*TASK*: Every entry must be given again exactly. Include no pictures.

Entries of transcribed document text
§

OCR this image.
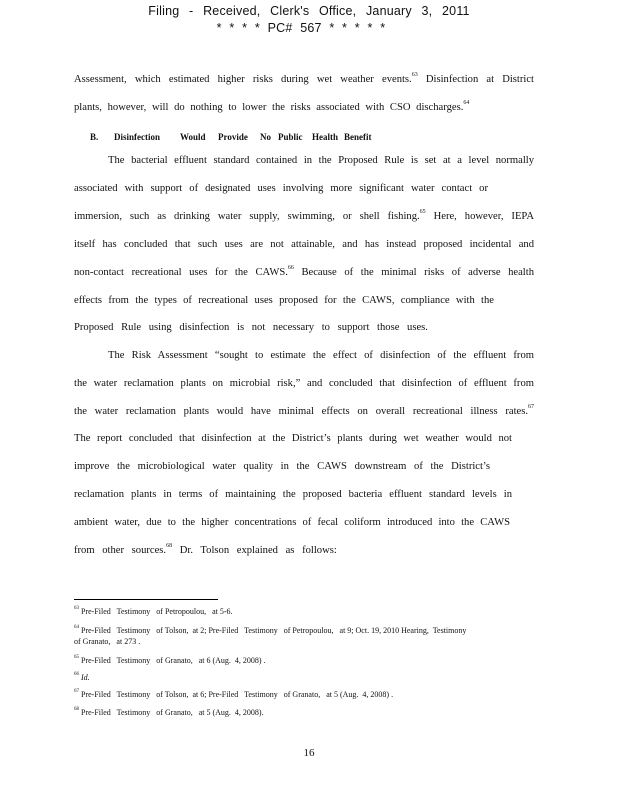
Filing - Received, Clerk's Office, January 3, 2011
* * * * PC# 567 * * * * *
Assessment, which estimated higher risks during wet weather events.$^{63}$ Disinfection at District
plants, however, will do nothing to lower the risks associated with CSO discharges.$^{64}$
B. Disinfection Would Provide No Public Health Benefit
The bacterial effluent standard contained in the Proposed Rule is set at a level normally
associated with support of designated uses involving more significant water contact or
immersion, such as drinking water supply, swimming, or shell fishing.$^{65}$ Here, however, IEPA
itself has concluded that such uses are not attainable, and has instead proposed incidental and
non-contact recreational uses for the CAWS.$^{66}$ Because of the minimal risks of adverse health
effects from the types of recreational uses proposed for the CAWS, compliance with the
Proposed Rule using disinfection is not necessary to support those uses.
The Risk Assessment “sought to estimate the effect of disinfection of the effluent from
the water reclamation plants on microbial risk,” and concluded that disinfection of effluent from
the water reclamation plants would have minimal effects on overall recreational illness rates.$^{67}$
The report concluded that disinfection at the District’s plants during wet weather would not
improve the microbiological water quality in the CAWS downstream of the District’s
reclamation plants in terms of maintaining the proposed bacteria effluent standard levels in
ambient water, due to the higher concentrations of fecal coliform introduced into the CAWS
from other sources.$^{68}$ Dr. Tolson explained as follows:
$^{63}$ Pre-Filed   Testimony   of Petropoulou,   at 5-6.
$^{64}$ Pre-Filed   Testimony   of Tolson,  at 2; Pre-Filed   Testimony   of Petropoulou,   at 9; Oct. 19, 2010 Hearing,  Testimony
of Granato,   at 273 .
$^{65}$ Pre-Filed   Testimony   of Granato,   at 6 (Aug.  4, 2008) .
$^{66}$ Id.
$^{67}$ Pre-Filed   Testimony   of Tolson,  at 6; Pre-Filed   Testimony   of Granato,   at 5 (Aug.  4, 2008) .
$^{68}$ Pre-Filed   Testimony   of Granato,   at 5 (Aug.  4, 2008).
16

§

*TASK RESULT*:
OCR this image.
Filing - Received, Clerk's Office, January 3, 2011
* * * * PC# 567 * * * * *
Assessment, which estimated higher risks during wet weather events.$^{63}$ Disinfection at District
plants, however, will do nothing to lower the risks associated with CSO discharges.$^{64}$
B. Disinfection Would Provide No Public Health Benefit
The bacterial effluent standard contained in the Proposed Rule is set at a level normally
associated with support of designated uses involving more significant water contact or
immersion, such as drinking water supply, swimming, or shell fishing.$^{65}$ Here, however, IEPA
itself has concluded that such uses are not attainable, and has instead proposed incidental and
non-contact recreational uses for the CAWS.$^{66}$ Because of the minimal risks of adverse health
effects from the types of recreational uses proposed for the CAWS, compliance with the
Proposed Rule using disinfection is not necessary to support those uses.
The Risk Assessment “sought to estimate the effect of disinfection of the effluent from
the water reclamation plants on microbial risk,” and concluded that disinfection of effluent from
the water reclamation plants would have minimal effects on overall recreational illness rates.$^{67}$
The report concluded that disinfection at the District’s plants during wet weather would not
improve the microbiological water quality in the CAWS downstream of the District’s
reclamation plants in terms of maintaining the proposed bacteria effluent standard levels in
ambient water, due to the higher concentrations of fecal coliform introduced into the CAWS
from other sources.$^{68}$ Dr. Tolson explained as follows:
$^{63}$ Pre-Filed   Testimony   of Petropoulou,   at 5-6.
$^{64}$ Pre-Filed   Testimony   of Tolson,  at 2; Pre-Filed   Testimony   of Petropoulou,   at 9; Oct. 19, 2010 Hearing,  Testimony
of Granato,   at 273 .
$^{65}$ Pre-Filed   Testimony   of Granato,   at 6 (Aug.  4, 2008) .
$^{66}$ Id.
$^{67}$ Pre-Filed   Testimony   of Tolson,  at 6; Pre-Filed   Testimony   of Granato,   at 5 (Aug.  4, 2008) .
$^{68}$ Pre-Filed   Testimony   of Granato,   at 5 (Aug.  4, 2008).
16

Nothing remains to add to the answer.